> **AIM**: Transcribe the material below exactly as it appears.

> **DATA EXCERPTS**:
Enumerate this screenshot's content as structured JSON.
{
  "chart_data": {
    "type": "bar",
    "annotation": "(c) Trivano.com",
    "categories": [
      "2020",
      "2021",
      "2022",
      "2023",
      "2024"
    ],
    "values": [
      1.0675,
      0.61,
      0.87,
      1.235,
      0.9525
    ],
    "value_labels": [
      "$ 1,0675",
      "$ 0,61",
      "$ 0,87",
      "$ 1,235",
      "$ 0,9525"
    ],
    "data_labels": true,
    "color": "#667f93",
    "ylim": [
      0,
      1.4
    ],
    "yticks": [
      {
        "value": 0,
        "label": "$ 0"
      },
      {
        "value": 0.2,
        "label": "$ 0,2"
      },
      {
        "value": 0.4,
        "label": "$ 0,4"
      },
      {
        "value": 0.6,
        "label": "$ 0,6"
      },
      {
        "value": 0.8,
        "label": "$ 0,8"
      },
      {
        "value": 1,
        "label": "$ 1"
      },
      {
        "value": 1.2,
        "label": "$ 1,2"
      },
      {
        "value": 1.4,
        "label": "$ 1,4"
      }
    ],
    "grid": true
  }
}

> **EXERCISE SOLUTION**:
Enumerate this screenshot's content as structured JSON.
{
  "chart_data": {
    "type": "bar",
    "annotation": "(c) Trivano.com",
    "categories": [
      "2020",
      "2021",
      "2022",
      "2023",
      "2024"
    ],
    "values": [
      1.0675,
      0.61,
      0.87,
      1.235,
      0.9525
    ],
    "value_labels": [
      "$ 1,0675",
      "$ 0,61",
      "$ 0,87",
      "$ 1,235",
      "$ 0,9525"
    ],
    "data_labels": true,
    "color": "#667f93",
    "ylim": [
      0,
      1.4
    ],
    "yticks": [
      {
        "value": 0,
        "label": "$ 0"
      },
      {
        "value": 0.2,
        "label": "$ 0,2"
      },
      {
        "value": 0.4,
        "label": "$ 0,4"
      },
      {
        "value": 0.6,
        "label": "$ 0,6"
      },
      {
        "value": 0.8,
        "label": "$ 0,8"
      },
      {
        "value": 1,
        "label": "$ 1"
      },
      {
        "value": 1.2,
        "label": "$ 1,2"
      },
      {
        "value": 1.4,
        "label": "$ 1,4"
      }
    ],
    "grid": true
  }
}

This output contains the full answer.